____ Data to process

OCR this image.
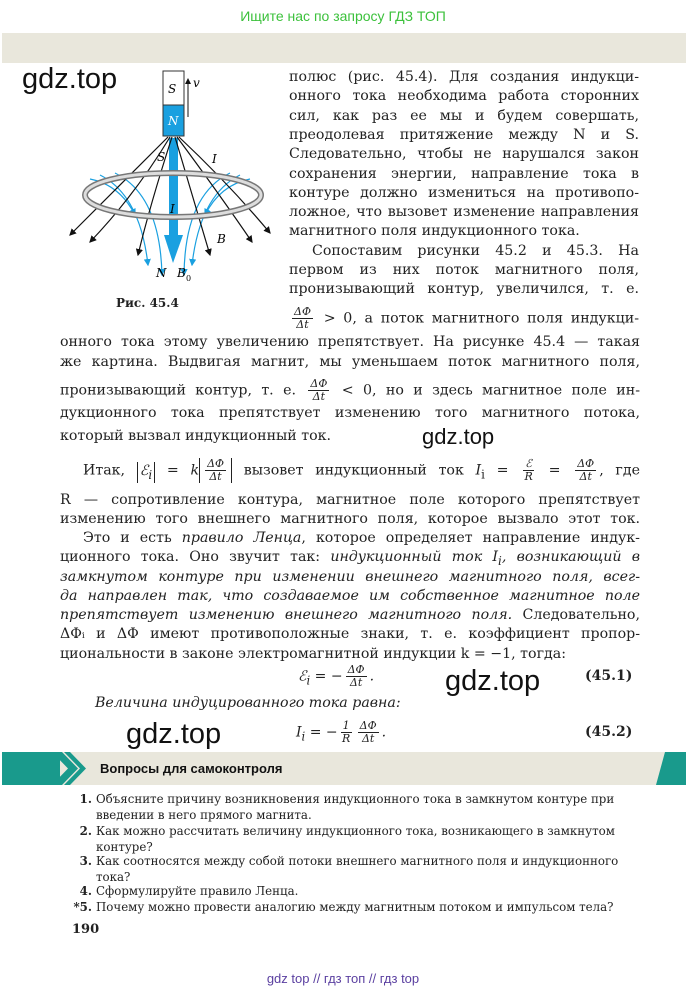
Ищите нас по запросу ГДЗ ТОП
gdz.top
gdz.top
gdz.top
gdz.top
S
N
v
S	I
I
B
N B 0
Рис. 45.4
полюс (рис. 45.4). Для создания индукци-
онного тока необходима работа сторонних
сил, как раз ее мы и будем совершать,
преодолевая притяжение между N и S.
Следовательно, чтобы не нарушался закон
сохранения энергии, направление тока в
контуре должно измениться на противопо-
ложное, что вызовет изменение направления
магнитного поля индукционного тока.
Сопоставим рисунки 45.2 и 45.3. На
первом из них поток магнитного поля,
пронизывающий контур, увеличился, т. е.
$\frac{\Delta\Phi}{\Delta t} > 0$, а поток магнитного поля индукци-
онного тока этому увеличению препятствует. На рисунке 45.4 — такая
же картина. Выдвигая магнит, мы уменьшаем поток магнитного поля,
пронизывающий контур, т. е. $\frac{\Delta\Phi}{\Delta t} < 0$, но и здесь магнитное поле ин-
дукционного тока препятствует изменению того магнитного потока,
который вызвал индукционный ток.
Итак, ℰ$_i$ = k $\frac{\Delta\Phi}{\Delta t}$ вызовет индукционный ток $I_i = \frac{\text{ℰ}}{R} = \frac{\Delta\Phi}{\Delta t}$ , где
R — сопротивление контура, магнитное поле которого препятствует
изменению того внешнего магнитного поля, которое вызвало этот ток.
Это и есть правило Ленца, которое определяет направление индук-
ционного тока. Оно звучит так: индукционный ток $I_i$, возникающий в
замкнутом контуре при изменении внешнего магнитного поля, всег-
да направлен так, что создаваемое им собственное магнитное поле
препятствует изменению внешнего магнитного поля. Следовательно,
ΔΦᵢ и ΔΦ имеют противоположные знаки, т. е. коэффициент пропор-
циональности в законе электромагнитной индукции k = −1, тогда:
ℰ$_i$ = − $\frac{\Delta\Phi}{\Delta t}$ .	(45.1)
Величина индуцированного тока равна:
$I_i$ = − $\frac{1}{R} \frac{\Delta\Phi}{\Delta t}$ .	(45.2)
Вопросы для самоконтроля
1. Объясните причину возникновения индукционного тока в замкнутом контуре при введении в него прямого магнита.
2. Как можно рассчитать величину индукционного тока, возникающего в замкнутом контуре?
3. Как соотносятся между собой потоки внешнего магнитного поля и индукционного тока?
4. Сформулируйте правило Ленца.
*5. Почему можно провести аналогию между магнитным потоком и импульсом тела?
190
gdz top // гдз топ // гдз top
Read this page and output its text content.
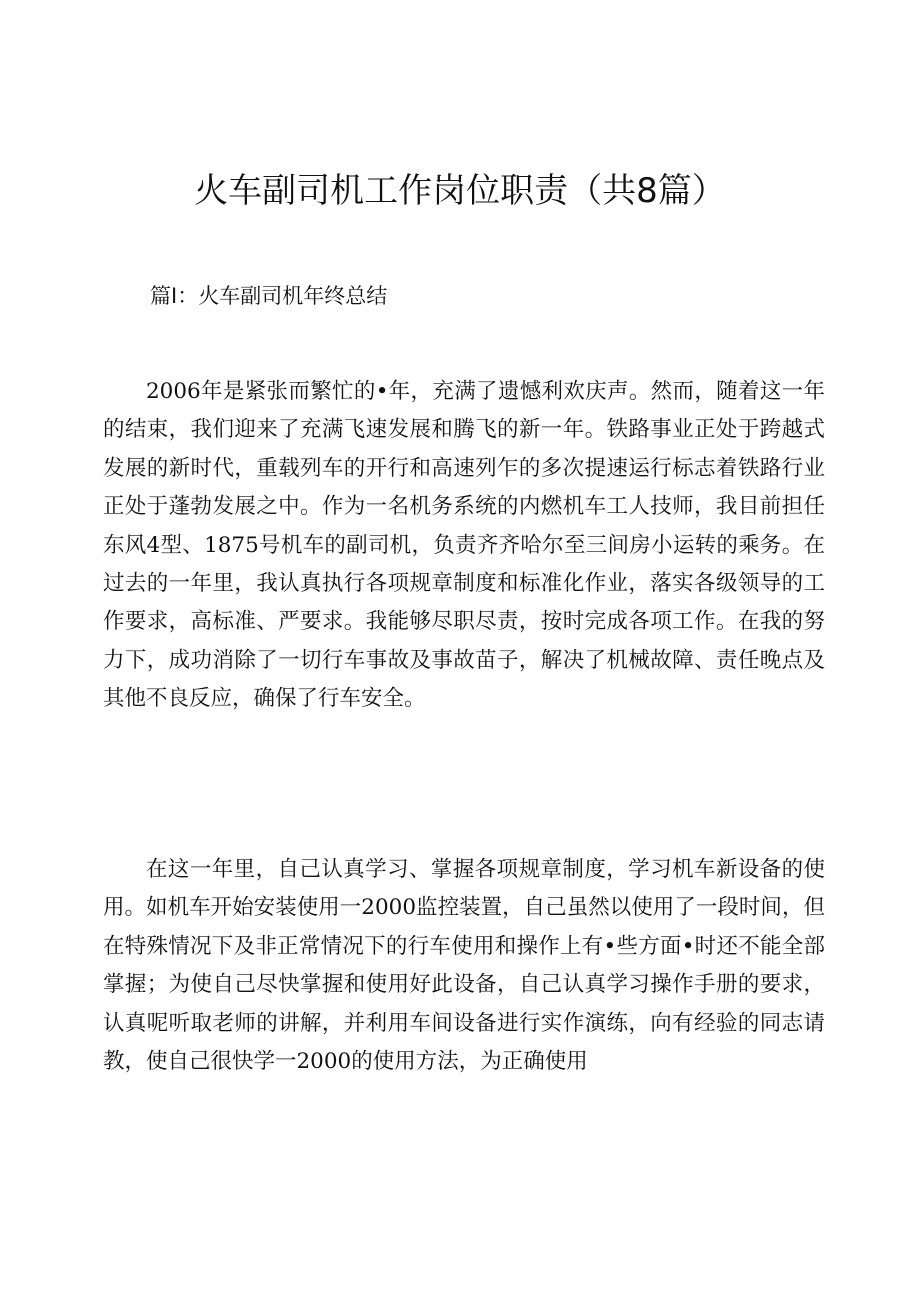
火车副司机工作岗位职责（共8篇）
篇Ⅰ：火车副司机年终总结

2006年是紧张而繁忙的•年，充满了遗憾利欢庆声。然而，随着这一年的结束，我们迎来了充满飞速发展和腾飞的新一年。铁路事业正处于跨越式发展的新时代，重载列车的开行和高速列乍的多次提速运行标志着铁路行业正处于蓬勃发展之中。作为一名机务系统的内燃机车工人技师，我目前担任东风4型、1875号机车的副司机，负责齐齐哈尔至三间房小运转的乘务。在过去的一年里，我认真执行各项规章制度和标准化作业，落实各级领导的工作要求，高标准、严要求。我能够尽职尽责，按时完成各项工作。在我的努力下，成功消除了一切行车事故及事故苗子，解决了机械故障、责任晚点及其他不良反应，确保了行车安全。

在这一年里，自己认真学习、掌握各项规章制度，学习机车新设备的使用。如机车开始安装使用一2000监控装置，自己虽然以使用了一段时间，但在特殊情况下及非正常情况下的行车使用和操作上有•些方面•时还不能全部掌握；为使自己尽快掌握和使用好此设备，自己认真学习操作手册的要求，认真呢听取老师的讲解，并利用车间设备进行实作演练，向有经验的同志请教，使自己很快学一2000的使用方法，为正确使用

________
____ Data to process

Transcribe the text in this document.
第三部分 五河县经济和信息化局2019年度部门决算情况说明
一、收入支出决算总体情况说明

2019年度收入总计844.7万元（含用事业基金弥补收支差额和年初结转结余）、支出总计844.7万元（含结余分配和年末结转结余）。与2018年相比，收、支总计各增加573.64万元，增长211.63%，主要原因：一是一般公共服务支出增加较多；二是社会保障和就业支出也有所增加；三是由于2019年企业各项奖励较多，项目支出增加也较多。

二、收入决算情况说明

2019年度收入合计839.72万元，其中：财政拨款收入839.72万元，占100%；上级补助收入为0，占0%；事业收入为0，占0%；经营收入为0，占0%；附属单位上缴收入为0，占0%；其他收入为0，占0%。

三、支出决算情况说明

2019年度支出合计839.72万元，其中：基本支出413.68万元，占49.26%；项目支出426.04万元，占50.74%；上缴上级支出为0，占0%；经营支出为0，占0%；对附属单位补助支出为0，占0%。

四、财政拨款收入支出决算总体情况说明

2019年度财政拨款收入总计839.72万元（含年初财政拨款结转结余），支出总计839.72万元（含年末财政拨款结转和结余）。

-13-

________
____ Data to process

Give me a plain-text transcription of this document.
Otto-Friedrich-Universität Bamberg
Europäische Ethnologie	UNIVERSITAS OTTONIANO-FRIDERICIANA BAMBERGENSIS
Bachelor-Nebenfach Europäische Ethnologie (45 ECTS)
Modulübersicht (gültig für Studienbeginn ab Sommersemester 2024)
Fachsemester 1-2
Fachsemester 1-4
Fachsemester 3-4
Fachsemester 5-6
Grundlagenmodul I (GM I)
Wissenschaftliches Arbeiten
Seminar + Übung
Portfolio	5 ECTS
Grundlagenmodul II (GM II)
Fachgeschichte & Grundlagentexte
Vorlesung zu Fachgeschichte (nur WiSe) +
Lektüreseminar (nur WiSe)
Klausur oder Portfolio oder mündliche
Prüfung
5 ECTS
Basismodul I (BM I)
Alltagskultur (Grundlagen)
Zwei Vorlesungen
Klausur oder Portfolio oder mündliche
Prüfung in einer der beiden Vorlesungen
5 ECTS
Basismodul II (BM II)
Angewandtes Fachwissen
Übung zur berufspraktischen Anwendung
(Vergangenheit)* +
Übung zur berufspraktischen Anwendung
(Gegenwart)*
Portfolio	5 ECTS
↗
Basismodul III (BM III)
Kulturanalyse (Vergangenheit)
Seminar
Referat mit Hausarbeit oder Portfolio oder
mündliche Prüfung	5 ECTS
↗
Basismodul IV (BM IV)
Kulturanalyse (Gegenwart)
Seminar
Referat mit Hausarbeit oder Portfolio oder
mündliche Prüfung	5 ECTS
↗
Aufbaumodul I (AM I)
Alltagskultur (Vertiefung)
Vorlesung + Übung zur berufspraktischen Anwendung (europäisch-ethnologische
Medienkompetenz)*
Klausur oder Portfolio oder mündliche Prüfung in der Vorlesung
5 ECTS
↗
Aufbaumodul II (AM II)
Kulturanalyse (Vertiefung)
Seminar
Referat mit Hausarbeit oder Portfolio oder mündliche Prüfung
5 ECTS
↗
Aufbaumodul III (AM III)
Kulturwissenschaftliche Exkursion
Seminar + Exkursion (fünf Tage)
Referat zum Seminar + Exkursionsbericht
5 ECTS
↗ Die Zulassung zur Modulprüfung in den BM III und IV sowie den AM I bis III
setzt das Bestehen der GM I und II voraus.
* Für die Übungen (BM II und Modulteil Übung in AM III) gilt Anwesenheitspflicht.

________

* Directions for this task *
Copy each line above that contains the word "направление".

* Solution below *
сохранения энергии, направление тока в
Это и есть правило Ленца, которое определяет направление индук-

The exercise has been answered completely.